## Set problem
Switch every "checkbox-sms" in these lines to "checkbox-text" and leave everything else as it is.

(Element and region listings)
####

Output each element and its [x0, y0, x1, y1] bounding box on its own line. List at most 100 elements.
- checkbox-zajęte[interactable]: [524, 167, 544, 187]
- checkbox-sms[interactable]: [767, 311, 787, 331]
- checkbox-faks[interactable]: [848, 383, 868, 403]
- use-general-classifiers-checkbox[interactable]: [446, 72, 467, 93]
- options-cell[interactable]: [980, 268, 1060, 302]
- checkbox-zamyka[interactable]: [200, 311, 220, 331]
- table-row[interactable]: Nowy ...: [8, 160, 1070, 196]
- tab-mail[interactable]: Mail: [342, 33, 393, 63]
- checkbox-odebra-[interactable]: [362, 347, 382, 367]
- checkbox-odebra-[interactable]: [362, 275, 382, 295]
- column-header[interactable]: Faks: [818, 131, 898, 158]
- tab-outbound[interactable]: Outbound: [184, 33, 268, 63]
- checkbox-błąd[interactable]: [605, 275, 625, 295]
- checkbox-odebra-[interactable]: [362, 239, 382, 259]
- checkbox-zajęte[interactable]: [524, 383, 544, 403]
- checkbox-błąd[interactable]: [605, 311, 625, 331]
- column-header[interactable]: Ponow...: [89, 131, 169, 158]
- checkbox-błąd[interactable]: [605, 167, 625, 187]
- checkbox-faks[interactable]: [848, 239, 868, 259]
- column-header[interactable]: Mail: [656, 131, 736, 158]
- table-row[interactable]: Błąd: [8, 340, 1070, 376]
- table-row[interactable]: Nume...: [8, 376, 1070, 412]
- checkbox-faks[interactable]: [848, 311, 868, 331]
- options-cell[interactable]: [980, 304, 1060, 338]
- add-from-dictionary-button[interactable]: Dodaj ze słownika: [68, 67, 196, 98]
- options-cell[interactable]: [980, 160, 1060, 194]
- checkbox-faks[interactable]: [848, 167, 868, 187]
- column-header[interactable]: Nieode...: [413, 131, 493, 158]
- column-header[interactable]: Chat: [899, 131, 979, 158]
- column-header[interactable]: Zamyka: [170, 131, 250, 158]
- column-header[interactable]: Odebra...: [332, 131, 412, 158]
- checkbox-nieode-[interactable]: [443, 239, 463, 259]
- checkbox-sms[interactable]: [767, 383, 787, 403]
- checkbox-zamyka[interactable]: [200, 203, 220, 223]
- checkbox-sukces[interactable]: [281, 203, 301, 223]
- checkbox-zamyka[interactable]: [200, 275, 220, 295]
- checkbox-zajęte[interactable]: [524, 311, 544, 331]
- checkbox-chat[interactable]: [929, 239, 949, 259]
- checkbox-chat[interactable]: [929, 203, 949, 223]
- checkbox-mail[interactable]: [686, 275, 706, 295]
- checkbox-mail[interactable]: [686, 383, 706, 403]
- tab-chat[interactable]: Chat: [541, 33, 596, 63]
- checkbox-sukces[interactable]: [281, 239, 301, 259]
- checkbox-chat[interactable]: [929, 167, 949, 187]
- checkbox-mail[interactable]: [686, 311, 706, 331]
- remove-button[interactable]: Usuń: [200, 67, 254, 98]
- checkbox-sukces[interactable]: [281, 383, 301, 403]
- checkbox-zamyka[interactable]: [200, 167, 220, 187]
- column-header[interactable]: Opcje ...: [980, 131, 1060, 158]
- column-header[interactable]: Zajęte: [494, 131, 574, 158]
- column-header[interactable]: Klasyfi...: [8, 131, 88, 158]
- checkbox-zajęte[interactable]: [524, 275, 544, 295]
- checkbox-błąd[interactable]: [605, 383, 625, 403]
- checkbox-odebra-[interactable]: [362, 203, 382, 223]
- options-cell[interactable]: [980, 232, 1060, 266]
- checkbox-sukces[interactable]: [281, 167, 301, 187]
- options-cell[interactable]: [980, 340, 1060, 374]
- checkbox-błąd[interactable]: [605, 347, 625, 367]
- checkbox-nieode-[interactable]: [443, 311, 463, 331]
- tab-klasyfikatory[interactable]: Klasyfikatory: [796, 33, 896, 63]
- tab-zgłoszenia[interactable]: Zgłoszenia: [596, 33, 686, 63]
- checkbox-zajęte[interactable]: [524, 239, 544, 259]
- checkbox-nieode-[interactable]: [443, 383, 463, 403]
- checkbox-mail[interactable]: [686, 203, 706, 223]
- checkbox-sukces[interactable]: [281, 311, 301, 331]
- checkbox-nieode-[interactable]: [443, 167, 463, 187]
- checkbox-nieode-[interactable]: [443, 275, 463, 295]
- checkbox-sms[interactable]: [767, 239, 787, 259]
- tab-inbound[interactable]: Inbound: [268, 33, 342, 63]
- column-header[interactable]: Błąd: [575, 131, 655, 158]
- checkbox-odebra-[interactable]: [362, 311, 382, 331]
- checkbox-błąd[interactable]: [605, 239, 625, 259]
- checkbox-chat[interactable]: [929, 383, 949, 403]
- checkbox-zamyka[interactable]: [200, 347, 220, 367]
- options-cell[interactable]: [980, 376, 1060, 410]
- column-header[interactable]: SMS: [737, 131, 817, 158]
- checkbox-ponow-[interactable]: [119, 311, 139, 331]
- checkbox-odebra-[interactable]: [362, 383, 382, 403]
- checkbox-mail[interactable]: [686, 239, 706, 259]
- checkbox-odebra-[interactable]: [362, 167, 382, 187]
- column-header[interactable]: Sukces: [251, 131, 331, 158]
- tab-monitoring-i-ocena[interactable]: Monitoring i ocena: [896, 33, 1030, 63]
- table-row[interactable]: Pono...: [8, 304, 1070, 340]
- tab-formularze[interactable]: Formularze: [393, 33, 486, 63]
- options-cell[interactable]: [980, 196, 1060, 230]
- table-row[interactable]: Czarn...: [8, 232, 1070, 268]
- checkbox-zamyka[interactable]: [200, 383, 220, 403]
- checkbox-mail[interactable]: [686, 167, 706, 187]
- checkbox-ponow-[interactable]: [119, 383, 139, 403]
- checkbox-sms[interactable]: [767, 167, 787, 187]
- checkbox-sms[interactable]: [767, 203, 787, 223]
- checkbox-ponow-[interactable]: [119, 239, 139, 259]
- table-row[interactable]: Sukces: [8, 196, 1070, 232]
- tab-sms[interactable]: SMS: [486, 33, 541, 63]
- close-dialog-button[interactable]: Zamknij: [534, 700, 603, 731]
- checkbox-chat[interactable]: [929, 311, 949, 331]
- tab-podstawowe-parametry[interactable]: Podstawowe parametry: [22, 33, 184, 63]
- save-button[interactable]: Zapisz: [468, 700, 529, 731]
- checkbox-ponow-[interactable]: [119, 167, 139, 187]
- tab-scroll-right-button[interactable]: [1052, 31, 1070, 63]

####

## Exercise result
Output each element and its [x0, y0, x1, y1] bounding box on its own line. List at most 100 elements.
- checkbox-zajęte[interactable]: [524, 167, 544, 187]
- checkbox-text[interactable]: [767, 311, 787, 331]
- checkbox-faks[interactable]: [848, 383, 868, 403]
- use-general-classifiers-checkbox[interactable]: [446, 72, 467, 93]
- options-cell[interactable]: [980, 268, 1060, 302]
- checkbox-zamyka[interactable]: [200, 311, 220, 331]
- table-row[interactable]: Nowy ...: [8, 160, 1070, 196]
- tab-mail[interactable]: Mail: [342, 33, 393, 63]
- checkbox-odebra-[interactable]: [362, 347, 382, 367]
- checkbox-odebra-[interactable]: [362, 275, 382, 295]
- column-header[interactable]: Faks: [818, 131, 898, 158]
- tab-outbound[interactable]: Outbound: [184, 33, 268, 63]
- checkbox-błąd[interactable]: [605, 275, 625, 295]
- checkbox-odebra-[interactable]: [362, 239, 382, 259]
- checkbox-zajęte[interactable]: [524, 383, 544, 403]
- checkbox-błąd[interactable]: [605, 311, 625, 331]
- column-header[interactable]: Ponow...: [89, 131, 169, 158]
- checkbox-błąd[interactable]: [605, 167, 625, 187]
- checkbox-faks[interactable]: [848, 239, 868, 259]
- column-header[interactable]: Mail: [656, 131, 736, 158]
- table-row[interactable]: Błąd: [8, 340, 1070, 376]
- table-row[interactable]: Nume...: [8, 376, 1070, 412]
- checkbox-faks[interactable]: [848, 311, 868, 331]
- options-cell[interactable]: [980, 304, 1060, 338]
- add-from-dictionary-button[interactable]: Dodaj ze słownika: [68, 67, 196, 98]
- options-cell[interactable]: [980, 160, 1060, 194]
- checkbox-faks[interactable]: [848, 167, 868, 187]
- column-header[interactable]: Nieode...: [413, 131, 493, 158]
- column-header[interactable]: Chat: [899, 131, 979, 158]
- column-header[interactable]: Zamyka: [170, 131, 250, 158]
- column-header[interactable]: Odebra...: [332, 131, 412, 158]
- checkbox-nieode-[interactable]: [443, 239, 463, 259]
- checkbox-text[interactable]: [767, 383, 787, 403]
- checkbox-zamyka[interactable]: [200, 203, 220, 223]
- checkbox-sukces[interactable]: [281, 203, 301, 223]
- checkbox-zamyka[interactable]: [200, 275, 220, 295]
- checkbox-zajęte[interactable]: [524, 311, 544, 331]
- checkbox-chat[interactable]: [929, 239, 949, 259]
- checkbox-chat[interactable]: [929, 203, 949, 223]
- checkbox-mail[interactable]: [686, 275, 706, 295]
- checkbox-mail[interactable]: [686, 383, 706, 403]
- tab-chat[interactable]: Chat: [541, 33, 596, 63]
- checkbox-sukces[interactable]: [281, 239, 301, 259]
- checkbox-chat[interactable]: [929, 167, 949, 187]
- checkbox-mail[interactable]: [686, 311, 706, 331]
- remove-button[interactable]: Usuń: [200, 67, 254, 98]
- checkbox-sukces[interactable]: [281, 383, 301, 403]
- checkbox-zamyka[interactable]: [200, 167, 220, 187]
- column-header[interactable]: Opcje ...: [980, 131, 1060, 158]
- column-header[interactable]: Zajęte: [494, 131, 574, 158]
- column-header[interactable]: Klasyfi...: [8, 131, 88, 158]
- checkbox-zajęte[interactable]: [524, 275, 544, 295]
- checkbox-błąd[interactable]: [605, 383, 625, 403]
- checkbox-odebra-[interactable]: [362, 203, 382, 223]
- options-cell[interactable]: [980, 232, 1060, 266]
- checkbox-sukces[interactable]: [281, 167, 301, 187]
- options-cell[interactable]: [980, 340, 1060, 374]
- checkbox-błąd[interactable]: [605, 347, 625, 367]
- checkbox-nieode-[interactable]: [443, 311, 463, 331]
- tab-klasyfikatory[interactable]: Klasyfikatory: [796, 33, 896, 63]
- tab-zgłoszenia[interactable]: Zgłoszenia: [596, 33, 686, 63]
- checkbox-zajęte[interactable]: [524, 239, 544, 259]
- checkbox-nieode-[interactable]: [443, 383, 463, 403]
- checkbox-mail[interactable]: [686, 203, 706, 223]
- checkbox-sukces[interactable]: [281, 311, 301, 331]
- checkbox-nieode-[interactable]: [443, 167, 463, 187]
- checkbox-nieode-[interactable]: [443, 275, 463, 295]
- checkbox-text[interactable]: [767, 239, 787, 259]
- tab-inbound[interactable]: Inbound: [268, 33, 342, 63]
- column-header[interactable]: Błąd: [575, 131, 655, 158]
- checkbox-odebra-[interactable]: [362, 311, 382, 331]
- checkbox-błąd[interactable]: [605, 239, 625, 259]
- checkbox-chat[interactable]: [929, 383, 949, 403]
- checkbox-zamyka[interactable]: [200, 347, 220, 367]
- options-cell[interactable]: [980, 376, 1060, 410]
- column-header[interactable]: SMS: [737, 131, 817, 158]
- checkbox-ponow-[interactable]: [119, 311, 139, 331]
- checkbox-odebra-[interactable]: [362, 383, 382, 403]
- checkbox-mail[interactable]: [686, 239, 706, 259]
- checkbox-odebra-[interactable]: [362, 167, 382, 187]
- column-header[interactable]: Sukces: [251, 131, 331, 158]
- tab-monitoring-i-ocena[interactable]: Monitoring i ocena: [896, 33, 1030, 63]
- table-row[interactable]: Pono...: [8, 304, 1070, 340]
- tab-formularze[interactable]: Formularze: [393, 33, 486, 63]
- options-cell[interactable]: [980, 196, 1060, 230]
- table-row[interactable]: Czarn...: [8, 232, 1070, 268]
- checkbox-zamyka[interactable]: [200, 383, 220, 403]
- checkbox-mail[interactable]: [686, 167, 706, 187]
- checkbox-ponow-[interactable]: [119, 383, 139, 403]
- checkbox-text[interactable]: [767, 167, 787, 187]
- checkbox-text[interactable]: [767, 203, 787, 223]
- checkbox-ponow-[interactable]: [119, 239, 139, 259]
- table-row[interactable]: Sukces: [8, 196, 1070, 232]
- tab-sms[interactable]: SMS: [486, 33, 541, 63]
- close-dialog-button[interactable]: Zamknij: [534, 700, 603, 731]
- checkbox-chat[interactable]: [929, 311, 949, 331]
- tab-podstawowe-parametry[interactable]: Podstawowe parametry: [22, 33, 184, 63]
- save-button[interactable]: Zapisz: [468, 700, 529, 731]
- checkbox-ponow-[interactable]: [119, 167, 139, 187]
- tab-scroll-right-button[interactable]: [1052, 31, 1070, 63]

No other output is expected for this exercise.